● Requirement: Emit only the lines from the line containing "Decode this image" through the last line of the entries, unchanged.

## START

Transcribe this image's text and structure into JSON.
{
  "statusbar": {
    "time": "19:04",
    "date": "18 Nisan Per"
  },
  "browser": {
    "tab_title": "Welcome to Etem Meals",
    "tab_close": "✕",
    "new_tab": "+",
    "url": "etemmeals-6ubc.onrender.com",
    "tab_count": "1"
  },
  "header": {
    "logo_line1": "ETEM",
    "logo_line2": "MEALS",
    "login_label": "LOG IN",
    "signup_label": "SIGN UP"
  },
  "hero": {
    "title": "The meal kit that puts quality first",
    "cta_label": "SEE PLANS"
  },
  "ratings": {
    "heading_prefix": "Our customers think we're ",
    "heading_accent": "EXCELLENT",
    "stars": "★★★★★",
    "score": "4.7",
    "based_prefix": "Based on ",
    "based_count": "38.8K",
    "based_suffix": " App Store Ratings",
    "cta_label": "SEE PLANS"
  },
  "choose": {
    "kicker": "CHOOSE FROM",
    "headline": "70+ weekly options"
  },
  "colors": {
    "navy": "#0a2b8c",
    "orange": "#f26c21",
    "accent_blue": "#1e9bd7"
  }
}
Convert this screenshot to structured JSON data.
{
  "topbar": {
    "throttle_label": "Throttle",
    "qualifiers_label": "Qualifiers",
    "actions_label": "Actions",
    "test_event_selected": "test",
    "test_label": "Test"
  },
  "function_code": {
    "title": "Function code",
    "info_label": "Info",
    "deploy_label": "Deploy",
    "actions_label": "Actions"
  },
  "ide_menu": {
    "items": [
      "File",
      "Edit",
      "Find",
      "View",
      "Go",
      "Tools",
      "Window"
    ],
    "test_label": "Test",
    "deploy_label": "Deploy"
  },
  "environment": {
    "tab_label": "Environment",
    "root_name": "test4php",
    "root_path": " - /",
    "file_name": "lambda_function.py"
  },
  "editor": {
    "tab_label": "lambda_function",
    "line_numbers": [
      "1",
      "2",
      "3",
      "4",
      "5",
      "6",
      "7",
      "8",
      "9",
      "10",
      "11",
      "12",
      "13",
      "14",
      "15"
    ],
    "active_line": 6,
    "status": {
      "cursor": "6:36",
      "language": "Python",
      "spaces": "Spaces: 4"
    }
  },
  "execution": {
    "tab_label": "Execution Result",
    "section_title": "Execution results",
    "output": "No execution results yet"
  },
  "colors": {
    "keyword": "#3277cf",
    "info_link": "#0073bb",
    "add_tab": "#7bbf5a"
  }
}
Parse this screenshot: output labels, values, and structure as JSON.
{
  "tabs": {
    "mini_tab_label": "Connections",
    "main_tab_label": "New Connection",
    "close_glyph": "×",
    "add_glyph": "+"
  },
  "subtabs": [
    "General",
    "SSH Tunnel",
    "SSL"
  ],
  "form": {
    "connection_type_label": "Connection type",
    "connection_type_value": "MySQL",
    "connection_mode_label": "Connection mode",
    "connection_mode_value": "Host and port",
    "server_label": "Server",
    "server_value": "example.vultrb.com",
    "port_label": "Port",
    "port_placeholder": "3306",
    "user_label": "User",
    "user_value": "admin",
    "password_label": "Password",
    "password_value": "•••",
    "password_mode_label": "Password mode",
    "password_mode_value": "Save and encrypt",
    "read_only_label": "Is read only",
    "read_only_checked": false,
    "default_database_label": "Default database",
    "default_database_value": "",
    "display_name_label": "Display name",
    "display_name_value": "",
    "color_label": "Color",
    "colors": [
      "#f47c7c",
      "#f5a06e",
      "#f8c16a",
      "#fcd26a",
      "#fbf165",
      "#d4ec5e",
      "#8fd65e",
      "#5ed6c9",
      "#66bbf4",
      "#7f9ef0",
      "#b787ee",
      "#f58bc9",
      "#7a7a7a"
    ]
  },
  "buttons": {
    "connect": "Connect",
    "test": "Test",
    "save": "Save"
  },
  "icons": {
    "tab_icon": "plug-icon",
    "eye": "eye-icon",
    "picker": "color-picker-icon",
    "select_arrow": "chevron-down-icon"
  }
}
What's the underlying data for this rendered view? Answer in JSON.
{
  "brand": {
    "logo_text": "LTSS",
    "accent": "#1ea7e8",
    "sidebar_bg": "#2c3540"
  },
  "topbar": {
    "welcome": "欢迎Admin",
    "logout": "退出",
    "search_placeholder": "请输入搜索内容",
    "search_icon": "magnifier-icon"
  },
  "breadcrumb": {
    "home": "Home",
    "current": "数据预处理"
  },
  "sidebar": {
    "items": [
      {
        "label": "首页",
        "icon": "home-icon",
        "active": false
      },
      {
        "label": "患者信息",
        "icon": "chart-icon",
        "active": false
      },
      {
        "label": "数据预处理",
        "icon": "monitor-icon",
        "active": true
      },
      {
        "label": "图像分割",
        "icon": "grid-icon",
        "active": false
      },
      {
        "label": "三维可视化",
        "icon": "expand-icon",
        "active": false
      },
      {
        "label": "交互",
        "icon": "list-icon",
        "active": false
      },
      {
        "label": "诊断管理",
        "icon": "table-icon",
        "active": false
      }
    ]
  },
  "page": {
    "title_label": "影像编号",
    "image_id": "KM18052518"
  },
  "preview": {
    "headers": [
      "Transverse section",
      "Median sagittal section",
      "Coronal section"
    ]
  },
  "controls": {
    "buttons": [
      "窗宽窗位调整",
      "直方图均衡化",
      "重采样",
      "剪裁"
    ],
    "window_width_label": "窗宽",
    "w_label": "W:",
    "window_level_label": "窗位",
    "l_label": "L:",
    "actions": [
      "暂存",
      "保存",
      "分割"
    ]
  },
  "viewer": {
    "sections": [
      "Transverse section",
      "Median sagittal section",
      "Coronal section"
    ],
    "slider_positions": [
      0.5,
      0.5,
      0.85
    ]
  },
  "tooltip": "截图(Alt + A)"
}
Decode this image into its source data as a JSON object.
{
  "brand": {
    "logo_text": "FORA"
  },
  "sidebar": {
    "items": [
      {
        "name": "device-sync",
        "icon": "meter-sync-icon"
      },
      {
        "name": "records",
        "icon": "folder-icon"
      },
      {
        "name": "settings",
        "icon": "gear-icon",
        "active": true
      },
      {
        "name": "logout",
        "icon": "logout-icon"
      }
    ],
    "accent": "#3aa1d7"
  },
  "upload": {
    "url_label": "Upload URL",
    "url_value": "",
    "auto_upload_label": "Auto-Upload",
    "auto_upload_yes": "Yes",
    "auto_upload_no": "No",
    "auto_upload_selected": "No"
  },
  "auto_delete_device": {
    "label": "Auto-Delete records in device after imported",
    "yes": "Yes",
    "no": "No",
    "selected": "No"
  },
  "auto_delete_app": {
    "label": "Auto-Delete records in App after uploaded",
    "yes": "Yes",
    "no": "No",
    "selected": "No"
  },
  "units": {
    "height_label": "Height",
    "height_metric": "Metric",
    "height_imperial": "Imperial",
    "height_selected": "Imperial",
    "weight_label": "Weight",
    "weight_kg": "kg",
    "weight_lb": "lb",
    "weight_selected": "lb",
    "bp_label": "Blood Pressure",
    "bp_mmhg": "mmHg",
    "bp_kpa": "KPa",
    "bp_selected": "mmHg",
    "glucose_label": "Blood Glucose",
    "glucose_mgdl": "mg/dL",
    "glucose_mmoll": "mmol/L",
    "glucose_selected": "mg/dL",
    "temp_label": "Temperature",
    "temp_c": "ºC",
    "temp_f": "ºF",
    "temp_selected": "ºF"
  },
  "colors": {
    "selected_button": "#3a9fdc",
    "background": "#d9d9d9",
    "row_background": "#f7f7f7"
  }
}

## END

● Final result:
Decode this image into its source data as a JSON object.
{
  "brand": {
    "logo_text": "FORA"
  },
  "sidebar": {
    "items": [
      {
        "name": "device-sync",
        "icon": "meter-sync-icon"
      },
      {
        "name": "records",
        "icon": "folder-icon"
      },
      {
        "name": "settings",
        "icon": "gear-icon",
        "active": true
      },
      {
        "name": "logout",
        "icon": "logout-icon"
      }
    ],
    "accent": "#3aa1d7"
  },
  "upload": {
    "url_label": "Upload URL",
    "url_value": "",
    "auto_upload_label": "Auto-Upload",
    "auto_upload_yes": "Yes",
    "auto_upload_no": "No",
    "auto_upload_selected": "No"
  },
  "auto_delete_device": {
    "label": "Auto-Delete records in device after imported",
    "yes": "Yes",
    "no": "No",
    "selected": "No"
  },
  "auto_delete_app": {
    "label": "Auto-Delete records in App after uploaded",
    "yes": "Yes",
    "no": "No",
    "selected": "No"
  },
  "units": {
    "height_label": "Height",
    "height_metric": "Metric",
    "height_imperial": "Imperial",
    "height_selected": "Imperial",
    "weight_label": "Weight",
    "weight_kg": "kg",
    "weight_lb": "lb",
    "weight_selected": "lb",
    "bp_label": "Blood Pressure",
    "bp_mmhg": "mmHg",
    "bp_kpa": "KPa",
    "bp_selected": "mmHg",
    "glucose_label": "Blood Glucose",
    "glucose_mgdl": "mg/dL",
    "glucose_mmoll": "mmol/L",
    "glucose_selected": "mg/dL",
    "temp_label": "Temperature",
    "temp_c": "ºC",
    "temp_f": "ºF",
    "temp_selected": "ºF"
  },
  "colors": {
    "selected_button": "#3a9fdc",
    "background": "#d9d9d9",
    "row_background": "#f7f7f7"
  }
}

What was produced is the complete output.